PROBLEM STATEMENT:
Write the data out again exactly, dropping any images it holds.

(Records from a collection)
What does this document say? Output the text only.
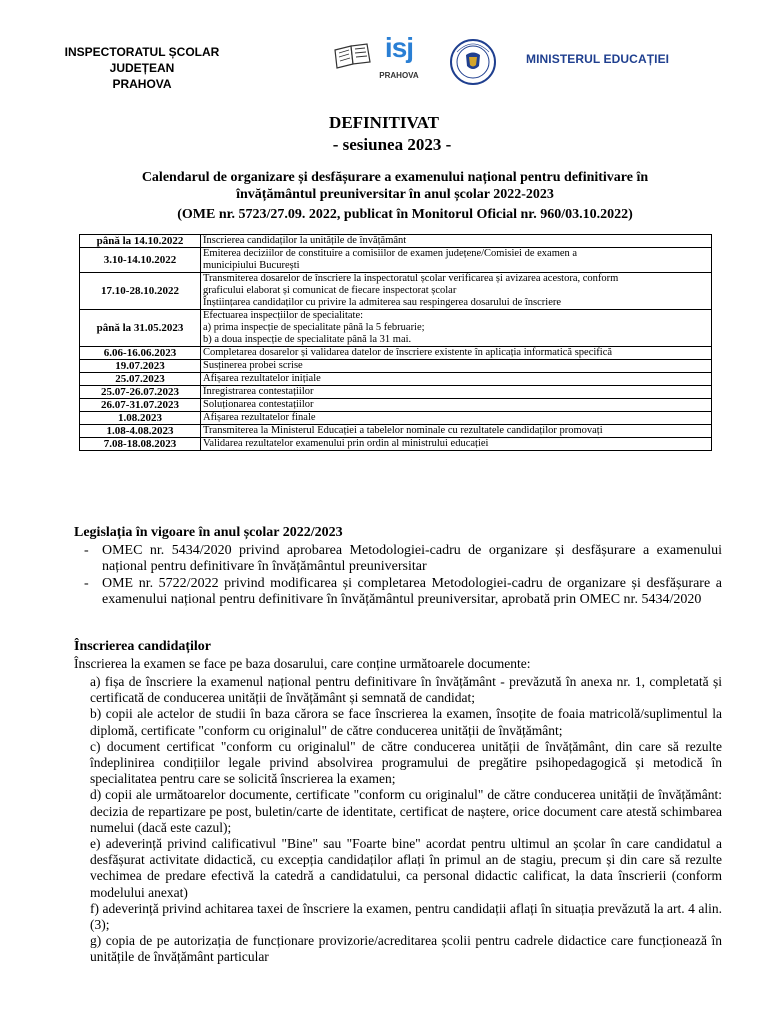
INSPECTORATUL ȘCOLAR JUDEȚEAN
PRAHOVA
isj
PRAHOVA
MINISTERUL EDUCAȚIEI
DEFINITIVAT
- sesiunea 2023 -
Calendarul de organizare și desfășurare a examenului național pentru definitivare în
învățământul preuniversitar în anul școlar 2022-2023
(OME nr. 5723/27.09. 2022, publicat în Monitorul Oficial nr. 960/03.10.2022)
până la 14.10.2022	Înscrierea candidaților la unitățile de învățământ

3.10-14.10.2022	Emiterea deciziilor de constituire a comisiilor de examen județene/Comisiei de examen a
municipiului București

17.10-28.10.2022	Transmiterea dosarelor de înscriere la inspectoratul școlar verificarea și avizarea acestora, conform
graficului elaborat și comunicat de fiecare inspectorat școlar
Înștiințarea candidaților cu privire la admiterea sau respingerea dosarului de înscriere

până la 31.05.2023	Efectuarea inspecțiilor de specialitate:
a) prima inspecție de specialitate până la 5 februarie;
b) a doua inspecție de specialitate până la 31 mai.

6.06-16.06.2023	Completarea dosarelor și validarea datelor de înscriere existente în aplicația informatică specifică

19.07.2023	Susținerea probei scrise

25.07.2023	Afișarea rezultatelor inițiale

25.07-26.07.2023	Înregistrarea contestațiilor

26.07-31.07.2023	Soluționarea contestațiilor

1.08.2023	Afișarea rezultatelor finale

1.08-4.08.2023	Transmiterea la Ministerul Educației a tabelelor nominale cu rezultatele candidaților promovați

7.08-18.08.2023	Validarea rezultatelor examenului prin ordin al ministrului educației
Legislația în vigoare în anul școlar 2022/2023
- OMEC nr. 5434/2020 privind aprobarea Metodologiei-cadru de organizare și desfășurare a examenului național pentru definitivare în învățământul preuniversitar
- OME nr. 5722/2022 privind modificarea și completarea Metodologiei-cadru de organizare și desfășurare a examenului național pentru definitivare în învățământul preuniversitar, aprobată prin OMEC nr. 5434/2020
Înscrierea candidaților
Înscrierea la examen se face pe baza dosarului, care conține următoarele documente:

a) fișa de înscriere la examenul național pentru definitivare în învățământ - prevăzută în anexa nr. 1, completată și certificată de conducerea unității de învățământ și semnată de candidat;

b) copii ale actelor de studii în baza cărora se face înscrierea la examen, însoțite de foaia matricolă/suplimentul la diplomă, certificate "conform cu originalul" de către conducerea unității de învățământ;

c) document certificat "conform cu originalul" de către conducerea unității de învățământ, din care să rezulte îndeplinirea condițiilor legale privind absolvirea programului de pregătire psihopedagogică și metodică în specialitatea pentru care se solicită înscrierea la examen;

d) copii ale următoarelor documente, certificate "conform cu originalul" de către conducerea unității de învățământ: decizia de repartizare pe post, buletin/carte de identitate, certificat de naștere, orice document care atestă schimbarea numelui (dacă este cazul);

e) adeverință privind calificativul "Bine" sau "Foarte bine" acordat pentru ultimul an școlar în care candidatul a desfășurat activitate didactică, cu excepția candidaților aflați în primul an de stagiu, precum și din care să rezulte vechimea de predare efectivă la catedră a candidatului, ca personal didactic calificat, la data înscrierii (conform modelului anexat)

f) adeverință privind achitarea taxei de înscriere la examen, pentru candidații aflați în situația prevăzută la art. 4 alin. (3);

g) copia de pe autorizația de funcționare provizorie/acreditarea școlii pentru cadrele didactice care funcționează în unitățile de învățământ particular
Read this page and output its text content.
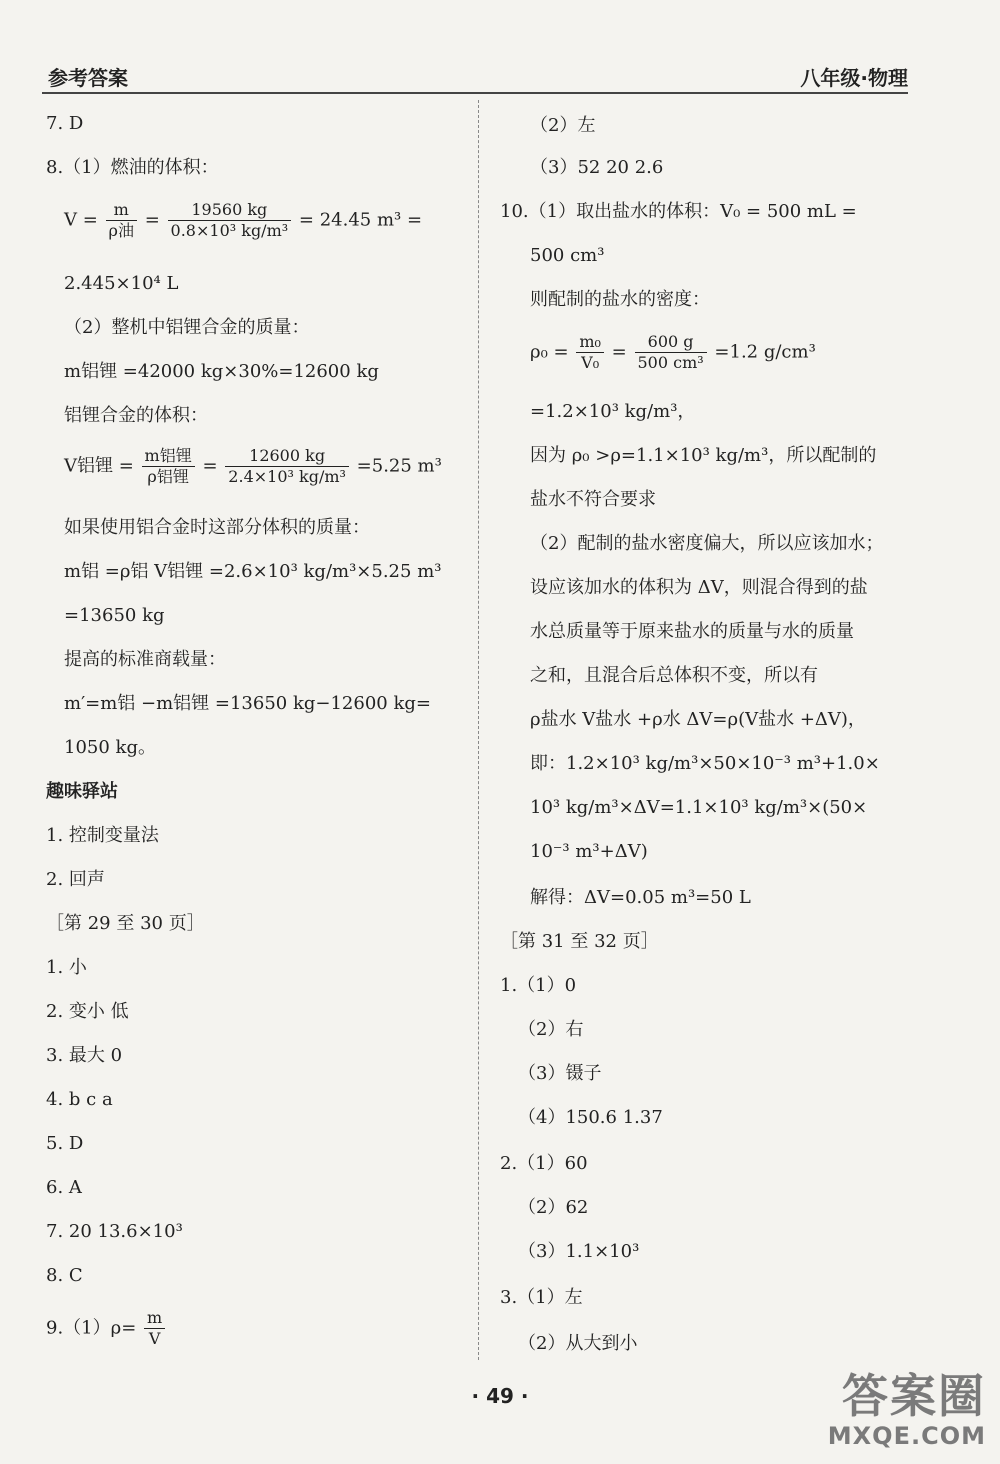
参考答案	八年级·物理
7. D
8.（1）燃油的体积：
$V = \frac{m}{\text{ρ油}} = \frac{19560 kg}{\text{0.8×10³ kg/m³}} = 24.45$ m³ =
2.445×10⁴ L
（2）整机中铝锂合金的质量：
m铝锂 =42000 kg×30%=12600 kg
铝锂合金的体积：
V铝锂 = $\frac{\text{m铝锂}}{\text{ρ铝锂}} = \frac{12600 kg}{\text{2.4×10³ kg/m³}} =5.25$ m³
如果使用铝合金时这部分体积的质量：
m铝 =ρ铝 V铝锂 =2.6×10³ kg/m³×5.25 m³
=13650 kg
提高的标准商载量：
m′=m铝 −m铝锂 =13650 kg−12600 kg=
1050 kg。
趣味驿站
1. 控制变量法
2. 回声
［第 29 至 30 页］
1. 小
2. 变小 低
3. 最大 0
4. b c a
5. D
6. A
7. 20 13.6×10³
8. C
$9.(1)\rho= \frac{m}{V}$
（2）左
（3）52 20 2.6
10.（1）取出盐水的体积：V₀ = 500 mL =
500 cm³
则配制的盐水的密度：
$\rho_0 = \frac{\text{m₀}}{\text{V₀}} = \frac{600 g}{\text{500 cm³}} =1.2$ g/cm³
=1.2×10³ kg/m³，
因为 ρ₀ >ρ=1.1×10³ kg/m³，所以配制的
盐水不符合要求
（2）配制的盐水密度偏大，所以应该加水；
设应该加水的体积为 ΔV，则混合得到的盐
水总质量等于原来盐水的质量与水的质量
之和，且混合后总体积不变，所以有
ρ盐水 V盐水 +ρ水 ΔV=ρ(V盐水 +ΔV)，
即：1.2×10³ kg/m³×50×10⁻³ m³+1.0×
10³ kg/m³×ΔV=1.1×10³ kg/m³×(50×
10⁻³ m³+ΔV)
解得：ΔV=0.05 m³=50 L
［第 31 至 32 页］
1.（1）0
（2）右
（3）镊子
（4）150.6 1.37
2.（1）60
（2）62
（3）1.1×10³
3.（1）左
（2）从大到小
· 49 ·	答案圈
MXQE.COM
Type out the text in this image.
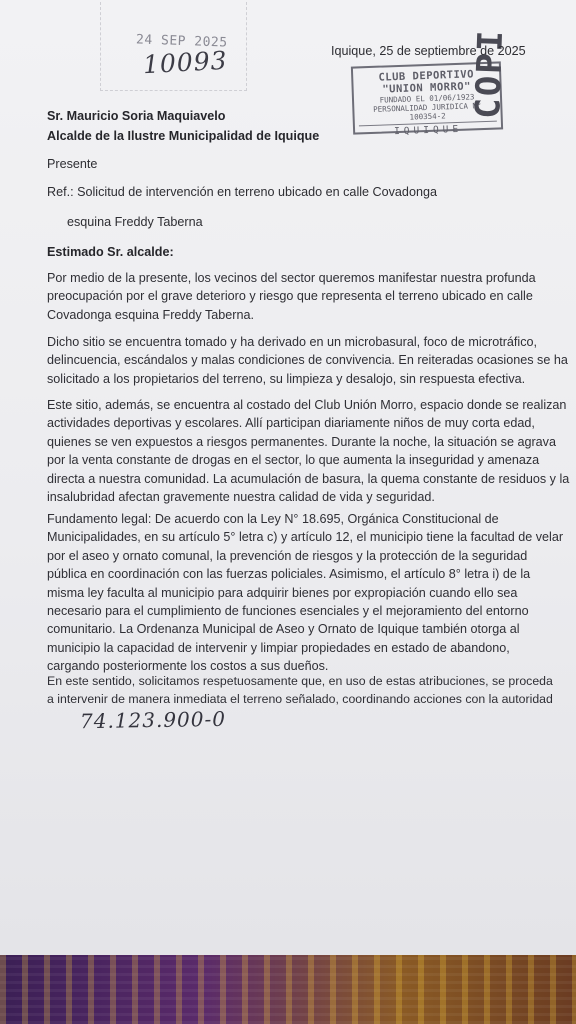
24 SEP 2025
10093	CLUB DEPORTIVO "UNION MORRO"
FUNDADO EL 01/06/1923
PERSONALIDAD JURIDICA N° 100354-2
IQUIQUE
COPI
Iquique, 25 de septiembre de 2025
Sr. Mauricio Soria Maquiavelo
Alcalde de la Ilustre Municipalidad de Iquique
Presente
Ref.: Solicitud de intervención en terreno ubicado en calle Covadonga
esquina Freddy Taberna
Estimado Sr. alcalde:
Por medio de la presente, los vecinos del sector queremos manifestar nuestra profunda
preocupación por el grave deterioro y riesgo que representa el terreno ubicado en calle
Covadonga esquina Freddy Taberna.
Dicho sitio se encuentra tomado y ha derivado en un microbasural, foco de microtráfico,
delincuencia, escándalos y malas condiciones de convivencia. En reiteradas ocasiones se ha
solicitado a los propietarios del terreno, su limpieza y desalojo, sin respuesta efectiva.
Este sitio, además, se encuentra al costado del Club Unión Morro, espacio donde se realizan
actividades deportivas y escolares. Allí participan diariamente niños de muy corta edad,
quienes se ven expuestos a riesgos permanentes. Durante la noche, la situación se agrava
por la venta constante de drogas en el sector, lo que aumenta la inseguridad y amenaza
directa a nuestra comunidad. La acumulación de basura, la quema constante de residuos y la
insalubridad afectan gravemente nuestra calidad de vida y seguridad.
Fundamento legal: De acuerdo con la Ley N° 18.695, Orgánica Constitucional de
Municipalidades, en su artículo 5° letra c) y artículo 12, el municipio tiene la facultad de velar
por el aseo y ornato comunal, la prevención de riesgos y la protección de la seguridad
pública en coordinación con las fuerzas policiales. Asimismo, el artículo 8° letra i) de la
misma ley faculta al municipio para adquirir bienes por expropiación cuando ello sea
necesario para el cumplimiento de funciones esenciales y el mejoramiento del entorno
comunitario. La Ordenanza Municipal de Aseo y Ornato de Iquique también otorga al
municipio la capacidad de intervenir y limpiar propiedades en estado de abandono,
cargando posteriormente los costos a sus dueños.
En este sentido, solicitamos respetuosamente que, en uso de estas atribuciones, se proceda
a intervenir de manera inmediata el terreno señalado, coordinando acciones con la autoridad
74.123.900-0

FINISHED EXERCISE:
What does this document say? Output the text only.
INSPECTORATUL ȘCOLAR JUDEȚEAN
PRAHOVA
isj
PRAHOVA
MINISTERUL EDUCAȚIEI
DEFINITIVAT
- sesiunea 2023 -
Calendarul de organizare și desfășurare a examenului național pentru definitivare în
învățământul preuniversitar în anul școlar 2022-2023
(OME nr. 5723/27.09. 2022, publicat în Monitorul Oficial nr. 960/03.10.2022)
până la 14.10.2022	Înscrierea candidaților la unitățile de învățământ

3.10-14.10.2022	Emiterea deciziilor de constituire a comisiilor de examen județene/Comisiei de examen a
municipiului București

17.10-28.10.2022	Transmiterea dosarelor de înscriere la inspectoratul școlar verificarea și avizarea acestora, conform
graficului elaborat și comunicat de fiecare inspectorat școlar
Înștiințarea candidaților cu privire la admiterea sau respingerea dosarului de înscriere

până la 31.05.2023	Efectuarea inspecțiilor de specialitate:
a) prima inspecție de specialitate până la 5 februarie;
b) a doua inspecție de specialitate până la 31 mai.

6.06-16.06.2023	Completarea dosarelor și validarea datelor de înscriere existente în aplicația informatică specifică

19.07.2023	Susținerea probei scrise

25.07.2023	Afișarea rezultatelor inițiale

25.07-26.07.2023	Înregistrarea contestațiilor

26.07-31.07.2023	Soluționarea contestațiilor

1.08.2023	Afișarea rezultatelor finale

1.08-4.08.2023	Transmiterea la Ministerul Educației a tabelelor nominale cu rezultatele candidaților promovați

7.08-18.08.2023	Validarea rezultatelor examenului prin ordin al ministrului educației
Legislația în vigoare în anul școlar 2022/2023
- OMEC nr. 5434/2020 privind aprobarea Metodologiei-cadru de organizare și desfășurare a examenului național pentru definitivare în învățământul preuniversitar
- OME nr. 5722/2022 privind modificarea și completarea Metodologiei-cadru de organizare și desfășurare a examenului național pentru definitivare în învățământul preuniversitar, aprobată prin OMEC nr. 5434/2020
Înscrierea candidaților
Înscrierea la examen se face pe baza dosarului, care conține următoarele documente:

a) fișa de înscriere la examenul național pentru definitivare în învățământ - prevăzută în anexa nr. 1, completată și certificată de conducerea unității de învățământ și semnată de candidat;

b) copii ale actelor de studii în baza cărora se face înscrierea la examen, însoțite de foaia matricolă/suplimentul la diplomă, certificate "conform cu originalul" de către conducerea unității de învățământ;

c) document certificat "conform cu originalul" de către conducerea unității de învățământ, din care să rezulte îndeplinirea condițiilor legale privind absolvirea programului de pregătire psihopedagogică și metodică în specialitatea pentru care se solicită înscrierea la examen;

d) copii ale următoarelor documente, certificate "conform cu originalul" de către conducerea unității de învățământ: decizia de repartizare pe post, buletin/carte de identitate, certificat de naștere, orice document care atestă schimbarea numelui (dacă este cazul);

e) adeverință privind calificativul "Bine" sau "Foarte bine" acordat pentru ultimul an școlar în care candidatul a desfășurat activitate didactică, cu excepția candidaților aflați în primul an de stagiu, precum și din care să rezulte vechimea de predare efectivă la catedră a candidatului, ca personal didactic calificat, la data înscrierii (conform modelului anexat)

f) adeverință privind achitarea taxei de înscriere la examen, pentru candidații aflați în situația prevăzută la art. 4 alin. (3);

g) copia de pe autorizația de funcționare provizorie/acreditarea școlii pentru cadrele didactice care funcționează în unitățile de învățământ particular
Read this page and output its text content.
参考答案	八年级·物理
7. D
8.（1）燃油的体积：
$V = \frac{m}{\text{ρ油}} = \frac{19560 kg}{\text{0.8×10³ kg/m³}} = 24.45$ m³ =
2.445×10⁴ L
（2）整机中铝锂合金的质量：
m铝锂 =42000 kg×30%=12600 kg
铝锂合金的体积：
V铝锂 = $\frac{\text{m铝锂}}{\text{ρ铝锂}} = \frac{12600 kg}{\text{2.4×10³ kg/m³}} =5.25$ m³
如果使用铝合金时这部分体积的质量：
m铝 =ρ铝 V铝锂 =2.6×10³ kg/m³×5.25 m³
=13650 kg
提高的标准商载量：
m′=m铝 −m铝锂 =13650 kg−12600 kg=
1050 kg。
趣味驿站
1. 控制变量法
2. 回声
［第 29 至 30 页］
1. 小
2. 变小 低
3. 最大 0
4. b c a
5. D
6. A
7. 20 13.6×10³
8. C
$9.(1)\rho= \frac{m}{V}$
（2）左
（3）52 20 2.6
10.（1）取出盐水的体积：V₀ = 500 mL =
500 cm³
则配制的盐水的密度：
$\rho_0 = \frac{\text{m₀}}{\text{V₀}} = \frac{600 g}{\text{500 cm³}} =1.2$ g/cm³
=1.2×10³ kg/m³，
因为 ρ₀ >ρ=1.1×10³ kg/m³，所以配制的
盐水不符合要求
（2）配制的盐水密度偏大，所以应该加水；
设应该加水的体积为 ΔV，则混合得到的盐
水总质量等于原来盐水的质量与水的质量
之和，且混合后总体积不变，所以有
ρ盐水 V盐水 +ρ水 ΔV=ρ(V盐水 +ΔV)，
即：1.2×10³ kg/m³×50×10⁻³ m³+1.0×
10³ kg/m³×ΔV=1.1×10³ kg/m³×(50×
10⁻³ m³+ΔV)
解得：ΔV=0.05 m³=50 L
［第 31 至 32 页］
1.（1）0
（2）右
（3）镊子
（4）150.6 1.37
2.（1）60
（2）62
（3）1.1×10³
3.（1）左
（2）从大到小
· 49 ·	答案圈
MXQE.COM
Type out the text in this image.
24 SEP 2025
10093	CLUB DEPORTIVO "UNION MORRO"
FUNDADO EL 01/06/1923
PERSONALIDAD JURIDICA N° 100354-2
IQUIQUE
COPI
Iquique, 25 de septiembre de 2025
Sr. Mauricio Soria Maquiavelo
Alcalde de la Ilustre Municipalidad de Iquique
Presente
Ref.: Solicitud de intervención en terreno ubicado en calle Covadonga
esquina Freddy Taberna
Estimado Sr. alcalde:
Por medio de la presente, los vecinos del sector queremos manifestar nuestra profunda
preocupación por el grave deterioro y riesgo que representa el terreno ubicado en calle
Covadonga esquina Freddy Taberna.
Dicho sitio se encuentra tomado y ha derivado en un microbasural, foco de microtráfico,
delincuencia, escándalos y malas condiciones de convivencia. En reiteradas ocasiones se ha
solicitado a los propietarios del terreno, su limpieza y desalojo, sin respuesta efectiva.
Este sitio, además, se encuentra al costado del Club Unión Morro, espacio donde se realizan
actividades deportivas y escolares. Allí participan diariamente niños de muy corta edad,
quienes se ven expuestos a riesgos permanentes. Durante la noche, la situación se agrava
por la venta constante de drogas en el sector, lo que aumenta la inseguridad y amenaza
directa a nuestra comunidad. La acumulación de basura, la quema constante de residuos y la
insalubridad afectan gravemente nuestra calidad de vida y seguridad.
Fundamento legal: De acuerdo con la Ley N° 18.695, Orgánica Constitucional de
Municipalidades, en su artículo 5° letra c) y artículo 12, el municipio tiene la facultad de velar
por el aseo y ornato comunal, la prevención de riesgos y la protección de la seguridad
pública en coordinación con las fuerzas policiales. Asimismo, el artículo 8° letra i) de la
misma ley faculta al municipio para adquirir bienes por expropiación cuando ello sea
necesario para el cumplimiento de funciones esenciales y el mejoramiento del entorno
comunitario. La Ordenanza Municipal de Aseo y Ornato de Iquique también otorga al
municipio la capacidad de intervenir y limpiar propiedades en estado de abandono,
cargando posteriormente los costos a sus dueños.
En este sentido, solicitamos respetuosamente que, en uso de estas atribuciones, se proceda
a intervenir de manera inmediata el terreno señalado, coordinando acciones con la autoridad
74.123.900-0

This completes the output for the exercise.